START
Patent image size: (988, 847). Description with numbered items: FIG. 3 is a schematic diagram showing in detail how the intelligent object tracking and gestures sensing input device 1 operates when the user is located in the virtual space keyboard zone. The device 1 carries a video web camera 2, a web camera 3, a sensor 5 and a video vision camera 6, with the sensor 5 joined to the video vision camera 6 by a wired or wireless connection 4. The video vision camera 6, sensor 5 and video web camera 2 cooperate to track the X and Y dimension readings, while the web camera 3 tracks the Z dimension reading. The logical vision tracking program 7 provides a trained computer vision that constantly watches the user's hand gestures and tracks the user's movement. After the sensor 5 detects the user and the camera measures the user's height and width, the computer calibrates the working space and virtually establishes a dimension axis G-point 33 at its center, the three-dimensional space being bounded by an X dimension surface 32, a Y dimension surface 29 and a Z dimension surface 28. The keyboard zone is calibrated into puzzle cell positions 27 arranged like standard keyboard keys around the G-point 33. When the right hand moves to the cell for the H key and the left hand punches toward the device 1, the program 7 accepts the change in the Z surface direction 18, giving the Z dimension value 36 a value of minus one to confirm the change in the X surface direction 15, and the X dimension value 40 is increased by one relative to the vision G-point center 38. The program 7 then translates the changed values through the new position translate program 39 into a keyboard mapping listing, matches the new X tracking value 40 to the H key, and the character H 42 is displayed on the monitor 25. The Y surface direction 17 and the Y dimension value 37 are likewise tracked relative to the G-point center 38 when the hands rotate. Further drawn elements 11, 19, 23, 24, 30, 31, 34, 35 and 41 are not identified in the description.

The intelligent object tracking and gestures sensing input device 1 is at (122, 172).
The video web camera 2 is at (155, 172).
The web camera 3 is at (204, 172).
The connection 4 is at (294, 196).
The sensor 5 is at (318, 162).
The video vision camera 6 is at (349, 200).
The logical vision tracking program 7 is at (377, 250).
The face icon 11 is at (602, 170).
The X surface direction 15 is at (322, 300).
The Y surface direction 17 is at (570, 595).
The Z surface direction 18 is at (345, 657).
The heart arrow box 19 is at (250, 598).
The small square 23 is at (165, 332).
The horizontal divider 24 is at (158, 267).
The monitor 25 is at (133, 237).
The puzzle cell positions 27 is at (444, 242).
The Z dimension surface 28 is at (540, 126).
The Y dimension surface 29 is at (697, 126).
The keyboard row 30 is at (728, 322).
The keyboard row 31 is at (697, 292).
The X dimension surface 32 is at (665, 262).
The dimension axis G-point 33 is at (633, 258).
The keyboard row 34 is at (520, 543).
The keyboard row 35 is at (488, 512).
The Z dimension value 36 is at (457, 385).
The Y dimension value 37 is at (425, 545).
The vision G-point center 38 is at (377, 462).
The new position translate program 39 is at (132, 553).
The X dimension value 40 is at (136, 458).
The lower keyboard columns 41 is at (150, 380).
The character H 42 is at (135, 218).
END
• **Aim of the exercise**:
Please present every line of the records as a Markdown table with two columns, Row and Line. Number the rows in order and leave out any blank lines.

• **Right answer**:
| Row | Line |
|---|---|
| 1 | Patent image size: (988, 847). Description with numbered items: FIG. 3 is a schematic diagram showing in detail how the intelligent object tracking and gestures sensing input device 1 operates when the user is located in the virtual space keyboard zone. The device 1 carries a video web camera 2, a web camera 3, a sensor 5 and a video vision camera 6, with the sensor 5 joined to the video vision camera 6 by a wired or wireless connection 4. The video vision camera 6, sensor 5 and video web camera 2 cooperate to track the X and Y dimension readings, while the web camera 3 tracks the Z dimension reading. The logical vision tracking program 7 provides a trained computer vision that constantly watches the user's hand gestures and tracks the user's movement. After the sensor 5 detects the user and the camera measures the user's height and width, the computer calibrates the working space and virtually establishes a dimension axis G-point 33 at its center, the three-dimensional space being bounded by an X dimension surface 32, a Y dimension surface 29 and a Z dimension surface 28. The keyboard zone is calibrated into puzzle cell positions 27 arranged like standard keyboard keys around the G-point 33. When the right hand moves to the cell for the H key and the left hand punches toward the device 1, the program 7 accepts the change in the Z surface direction 18, giving the Z dimension value 36 a value of minus one to confirm the change in the X surface direction 15, and the X dimension value 40 is increased by one relative to the vision G-point center 38. The program 7 then translates the changed values through the new position translate program 39 into a keyboard mapping listing, matches the new X tracking value 40 to the H key, and the character H 42 is displayed on the monitor 25. The Y surface direction 17 and the Y dimension value 37 are likewise tracked relative to the G-point center 38 when the hands rotate. Further drawn elements 11, 19, 23, 24, 30, 31, 34, 35 and 41 are not identified in the description. |
| 2 | The intelligent object tracking and gestures sensing input device 1 is at (122, 172). |
| 3 | The video web camera 2 is at (155, 172). |
| 4 | The web camera 3 is at (204, 172). |
| 5 | The connection 4 is at (294, 196). |
| 6 | The sensor 5 is at (318, 162). |
| 7 | The video vision camera 6 is at (349, 200). |
| 8 | The logical vision tracking program 7 is at (377, 250). |
| 9 | The face icon 11 is at (602, 170). |
| 10 | The X surface direction 15 is at (322, 300). |
| 11 | The Y surface direction 17 is at (570, 595). |
| 12 | The Z surface direction 18 is at (345, 657). |
| 13 | The heart arrow box 19 is at (250, 598). |
| 14 | The small square 23 is at (165, 332). |
| 15 | The horizontal divider 24 is at (158, 267). |
| 16 | The monitor 25 is at (133, 237). |
| 17 | The puzzle cell positions 27 is at (444, 242). |
| 18 | The Z dimension surface 28 is at (540, 126). |
| 19 | The Y dimension surface 29 is at (697, 126). |
| 20 | The keyboard row 30 is at (728, 322). |
| 21 | The keyboard row 31 is at (697, 292). |
| 22 | The X dimension surface 32 is at (665, 262). |
| 23 | The dimension axis G-point 33 is at (633, 258). |
| 24 | The keyboard row 34 is at (520, 543). |
| 25 | The keyboard row 35 is at (488, 512). |
| 26 | The Z dimension value 36 is at (457, 385). |
| 27 | The Y dimension value 37 is at (425, 545). |
| 28 | The vision G-point center 38 is at (377, 462). |
| 29 | The new position translate program 39 is at (132, 553). |
| 30 | The X dimension value 40 is at (136, 458). |
| 31 | The lower keyboard columns 41 is at (150, 380). |
| 32 | The character H 42 is at (135, 218). |